[Figure content listings]

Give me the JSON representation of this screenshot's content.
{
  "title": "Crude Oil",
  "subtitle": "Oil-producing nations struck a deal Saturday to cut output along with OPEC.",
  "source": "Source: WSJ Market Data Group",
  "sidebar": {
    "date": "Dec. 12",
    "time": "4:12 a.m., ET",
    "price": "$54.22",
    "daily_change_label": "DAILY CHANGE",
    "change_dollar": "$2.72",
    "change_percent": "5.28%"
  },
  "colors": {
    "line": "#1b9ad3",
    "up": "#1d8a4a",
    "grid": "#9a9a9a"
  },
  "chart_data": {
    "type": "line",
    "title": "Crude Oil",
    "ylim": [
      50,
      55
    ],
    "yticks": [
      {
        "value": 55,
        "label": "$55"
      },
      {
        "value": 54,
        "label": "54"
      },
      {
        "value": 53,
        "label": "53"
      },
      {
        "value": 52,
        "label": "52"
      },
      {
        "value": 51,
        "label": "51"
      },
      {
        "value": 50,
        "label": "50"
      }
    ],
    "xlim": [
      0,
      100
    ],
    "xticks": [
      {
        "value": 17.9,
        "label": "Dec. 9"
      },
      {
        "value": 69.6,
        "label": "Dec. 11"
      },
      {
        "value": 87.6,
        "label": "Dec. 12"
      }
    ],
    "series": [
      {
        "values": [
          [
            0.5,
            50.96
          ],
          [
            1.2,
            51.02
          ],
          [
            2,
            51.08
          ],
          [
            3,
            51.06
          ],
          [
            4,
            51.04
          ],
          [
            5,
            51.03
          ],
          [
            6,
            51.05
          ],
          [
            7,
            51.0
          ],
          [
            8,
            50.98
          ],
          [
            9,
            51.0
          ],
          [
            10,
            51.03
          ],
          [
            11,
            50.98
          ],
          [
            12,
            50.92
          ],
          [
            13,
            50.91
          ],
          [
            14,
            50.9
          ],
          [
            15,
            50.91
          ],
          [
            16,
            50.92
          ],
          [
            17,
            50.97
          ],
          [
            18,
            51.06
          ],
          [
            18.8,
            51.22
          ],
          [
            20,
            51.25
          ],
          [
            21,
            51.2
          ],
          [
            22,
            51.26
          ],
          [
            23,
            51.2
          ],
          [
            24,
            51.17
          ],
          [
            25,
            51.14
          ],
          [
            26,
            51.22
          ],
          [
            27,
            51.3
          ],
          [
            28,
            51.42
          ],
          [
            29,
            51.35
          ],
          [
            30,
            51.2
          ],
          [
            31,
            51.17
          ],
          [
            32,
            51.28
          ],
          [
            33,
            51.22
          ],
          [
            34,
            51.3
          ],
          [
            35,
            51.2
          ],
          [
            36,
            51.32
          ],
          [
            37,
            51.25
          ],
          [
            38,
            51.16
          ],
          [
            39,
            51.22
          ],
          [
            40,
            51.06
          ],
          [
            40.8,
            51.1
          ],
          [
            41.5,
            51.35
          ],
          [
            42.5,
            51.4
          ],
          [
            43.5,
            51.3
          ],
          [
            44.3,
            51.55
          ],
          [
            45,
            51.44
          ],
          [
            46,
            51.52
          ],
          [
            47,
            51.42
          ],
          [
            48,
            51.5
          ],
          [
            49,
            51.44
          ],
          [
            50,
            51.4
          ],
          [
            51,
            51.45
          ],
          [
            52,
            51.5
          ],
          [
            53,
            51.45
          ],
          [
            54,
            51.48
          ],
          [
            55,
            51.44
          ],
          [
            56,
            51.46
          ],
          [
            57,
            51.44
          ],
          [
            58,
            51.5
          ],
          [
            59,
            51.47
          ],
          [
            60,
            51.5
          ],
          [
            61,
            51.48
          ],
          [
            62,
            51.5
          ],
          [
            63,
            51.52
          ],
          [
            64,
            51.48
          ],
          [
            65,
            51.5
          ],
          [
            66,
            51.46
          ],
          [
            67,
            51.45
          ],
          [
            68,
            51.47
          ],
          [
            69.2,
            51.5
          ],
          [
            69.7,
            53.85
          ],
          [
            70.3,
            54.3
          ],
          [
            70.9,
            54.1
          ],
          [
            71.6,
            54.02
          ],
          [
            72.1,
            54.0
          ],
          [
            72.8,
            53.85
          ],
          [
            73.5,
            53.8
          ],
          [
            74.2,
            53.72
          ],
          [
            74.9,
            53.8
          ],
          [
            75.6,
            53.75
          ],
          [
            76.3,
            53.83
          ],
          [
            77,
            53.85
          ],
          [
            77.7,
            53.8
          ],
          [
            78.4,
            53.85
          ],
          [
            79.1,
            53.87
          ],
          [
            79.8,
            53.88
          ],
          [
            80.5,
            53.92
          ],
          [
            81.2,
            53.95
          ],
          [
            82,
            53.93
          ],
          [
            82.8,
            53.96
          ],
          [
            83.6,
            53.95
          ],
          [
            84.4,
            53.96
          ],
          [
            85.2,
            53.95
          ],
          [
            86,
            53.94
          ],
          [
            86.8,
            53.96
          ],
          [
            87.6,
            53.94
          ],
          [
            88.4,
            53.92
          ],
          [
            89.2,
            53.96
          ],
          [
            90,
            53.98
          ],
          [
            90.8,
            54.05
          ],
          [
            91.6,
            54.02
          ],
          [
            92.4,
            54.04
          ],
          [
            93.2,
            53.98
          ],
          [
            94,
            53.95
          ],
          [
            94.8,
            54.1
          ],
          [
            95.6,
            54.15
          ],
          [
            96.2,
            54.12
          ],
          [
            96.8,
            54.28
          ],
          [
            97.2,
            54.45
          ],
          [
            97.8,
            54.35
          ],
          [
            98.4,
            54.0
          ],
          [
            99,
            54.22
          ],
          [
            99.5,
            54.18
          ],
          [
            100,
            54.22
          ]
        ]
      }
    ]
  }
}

* What is required
Would you copy out each line exactly as written?

* Written answer
Give me the JSON representation of this screenshot's content.
{
  "title": "Crude Oil",
  "subtitle": "Oil-producing nations struck a deal Saturday to cut output along with OPEC.",
  "source": "Source: WSJ Market Data Group",
  "sidebar": {
    "date": "Dec. 12",
    "time": "4:12 a.m., ET",
    "price": "$54.22",
    "daily_change_label": "DAILY CHANGE",
    "change_dollar": "$2.72",
    "change_percent": "5.28%"
  },
  "colors": {
    "line": "#1b9ad3",
    "up": "#1d8a4a",
    "grid": "#9a9a9a"
  },
  "chart_data": {
    "type": "line",
    "title": "Crude Oil",
    "ylim": [
      50,
      55
    ],
    "yticks": [
      {
        "value": 55,
        "label": "$55"
      },
      {
        "value": 54,
        "label": "54"
      },
      {
        "value": 53,
        "label": "53"
      },
      {
        "value": 52,
        "label": "52"
      },
      {
        "value": 51,
        "label": "51"
      },
      {
        "value": 50,
        "label": "50"
      }
    ],
    "xlim": [
      0,
      100
    ],
    "xticks": [
      {
        "value": 17.9,
        "label": "Dec. 9"
      },
      {
        "value": 69.6,
        "label": "Dec. 11"
      },
      {
        "value": 87.6,
        "label": "Dec. 12"
      }
    ],
    "series": [
      {
        "values": [
          [
            0.5,
            50.96
          ],
          [
            1.2,
            51.02
          ],
          [
            2,
            51.08
          ],
          [
            3,
            51.06
          ],
          [
            4,
            51.04
          ],
          [
            5,
            51.03
          ],
          [
            6,
            51.05
          ],
          [
            7,
            51.0
          ],
          [
            8,
            50.98
          ],
          [
            9,
            51.0
          ],
          [
            10,
            51.03
          ],
          [
            11,
            50.98
          ],
          [
            12,
            50.92
          ],
          [
            13,
            50.91
          ],
          [
            14,
            50.9
          ],
          [
            15,
            50.91
          ],
          [
            16,
            50.92
          ],
          [
            17,
            50.97
          ],
          [
            18,
            51.06
          ],
          [
            18.8,
            51.22
          ],
          [
            20,
            51.25
          ],
          [
            21,
            51.2
          ],
          [
            22,
            51.26
          ],
          [
            23,
            51.2
          ],
          [
            24,
            51.17
          ],
          [
            25,
            51.14
          ],
          [
            26,
            51.22
          ],
          [
            27,
            51.3
          ],
          [
            28,
            51.42
          ],
          [
            29,
            51.35
          ],
          [
            30,
            51.2
          ],
          [
            31,
            51.17
          ],
          [
            32,
            51.28
          ],
          [
            33,
            51.22
          ],
          [
            34,
            51.3
          ],
          [
            35,
            51.2
          ],
          [
            36,
            51.32
          ],
          [
            37,
            51.25
          ],
          [
            38,
            51.16
          ],
          [
            39,
            51.22
          ],
          [
            40,
            51.06
          ],
          [
            40.8,
            51.1
          ],
          [
            41.5,
            51.35
          ],
          [
            42.5,
            51.4
          ],
          [
            43.5,
            51.3
          ],
          [
            44.3,
            51.55
          ],
          [
            45,
            51.44
          ],
          [
            46,
            51.52
          ],
          [
            47,
            51.42
          ],
          [
            48,
            51.5
          ],
          [
            49,
            51.44
          ],
          [
            50,
            51.4
          ],
          [
            51,
            51.45
          ],
          [
            52,
            51.5
          ],
          [
            53,
            51.45
          ],
          [
            54,
            51.48
          ],
          [
            55,
            51.44
          ],
          [
            56,
            51.46
          ],
          [
            57,
            51.44
          ],
          [
            58,
            51.5
          ],
          [
            59,
            51.47
          ],
          [
            60,
            51.5
          ],
          [
            61,
            51.48
          ],
          [
            62,
            51.5
          ],
          [
            63,
            51.52
          ],
          [
            64,
            51.48
          ],
          [
            65,
            51.5
          ],
          [
            66,
            51.46
          ],
          [
            67,
            51.45
          ],
          [
            68,
            51.47
          ],
          [
            69.2,
            51.5
          ],
          [
            69.7,
            53.85
          ],
          [
            70.3,
            54.3
          ],
          [
            70.9,
            54.1
          ],
          [
            71.6,
            54.02
          ],
          [
            72.1,
            54.0
          ],
          [
            72.8,
            53.85
          ],
          [
            73.5,
            53.8
          ],
          [
            74.2,
            53.72
          ],
          [
            74.9,
            53.8
          ],
          [
            75.6,
            53.75
          ],
          [
            76.3,
            53.83
          ],
          [
            77,
            53.85
          ],
          [
            77.7,
            53.8
          ],
          [
            78.4,
            53.85
          ],
          [
            79.1,
            53.87
          ],
          [
            79.8,
            53.88
          ],
          [
            80.5,
            53.92
          ],
          [
            81.2,
            53.95
          ],
          [
            82,
            53.93
          ],
          [
            82.8,
            53.96
          ],
          [
            83.6,
            53.95
          ],
          [
            84.4,
            53.96
          ],
          [
            85.2,
            53.95
          ],
          [
            86,
            53.94
          ],
          [
            86.8,
            53.96
          ],
          [
            87.6,
            53.94
          ],
          [
            88.4,
            53.92
          ],
          [
            89.2,
            53.96
          ],
          [
            90,
            53.98
          ],
          [
            90.8,
            54.05
          ],
          [
            91.6,
            54.02
          ],
          [
            92.4,
            54.04
          ],
          [
            93.2,
            53.98
          ],
          [
            94,
            53.95
          ],
          [
            94.8,
            54.1
          ],
          [
            95.6,
            54.15
          ],
          [
            96.2,
            54.12
          ],
          [
            96.8,
            54.28
          ],
          [
            97.2,
            54.45
          ],
          [
            97.8,
            54.35
          ],
          [
            98.4,
            54.0
          ],
          [
            99,
            54.22
          ],
          [
            99.5,
            54.18
          ],
          [
            100,
            54.22
          ]
        ]
      }
    ]
  }
}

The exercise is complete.